STATED PROBLEM >>
Will you extract the entries word for word? Images should not appear in the copy.
═══
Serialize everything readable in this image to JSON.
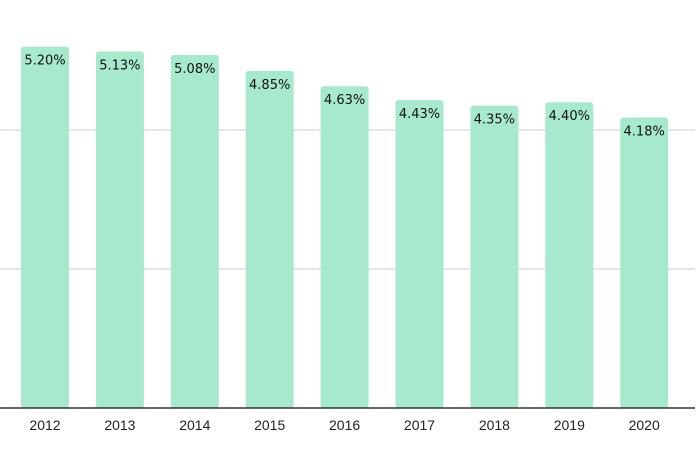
{
  "chart_data": {
    "type": "bar",
    "title": "",
    "xlabel": "",
    "ylabel": "",
    "categories": [
      "2012",
      "2013",
      "2014",
      "2015",
      "2016",
      "2017",
      "2018",
      "2019",
      "2020"
    ],
    "values": [
      5.2,
      5.13,
      5.08,
      4.85,
      4.63,
      4.43,
      4.35,
      4.4,
      4.18
    ],
    "data_labels": [
      "5.20%",
      "5.13%",
      "5.08%",
      "4.85%",
      "4.63%",
      "4.43%",
      "4.35%",
      "4.40%",
      "4.18%"
    ],
    "ylim": [
      0,
      5.5
    ],
    "gridlines_y": [
      2,
      4
    ],
    "grid": true,
    "legend": "none",
    "bar_color": "#a6e9cc",
    "grid_color": "#cccccc",
    "axis_color": "#333333"
  }
}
═══
ANSWER BELOW >>
Serialize everything readable in this image to JSON.
{
  "chart_data": {
    "type": "bar",
    "title": "",
    "xlabel": "",
    "ylabel": "",
    "categories": [
      "2012",
      "2013",
      "2014",
      "2015",
      "2016",
      "2017",
      "2018",
      "2019",
      "2020"
    ],
    "values": [
      5.2,
      5.13,
      5.08,
      4.85,
      4.63,
      4.43,
      4.35,
      4.4,
      4.18
    ],
    "data_labels": [
      "5.20%",
      "5.13%",
      "5.08%",
      "4.85%",
      "4.63%",
      "4.43%",
      "4.35%",
      "4.40%",
      "4.18%"
    ],
    "ylim": [
      0,
      5.5
    ],
    "gridlines_y": [
      2,
      4
    ],
    "grid": true,
    "legend": "none",
    "bar_color": "#a6e9cc",
    "grid_color": "#cccccc",
    "axis_color": "#333333"
  }
}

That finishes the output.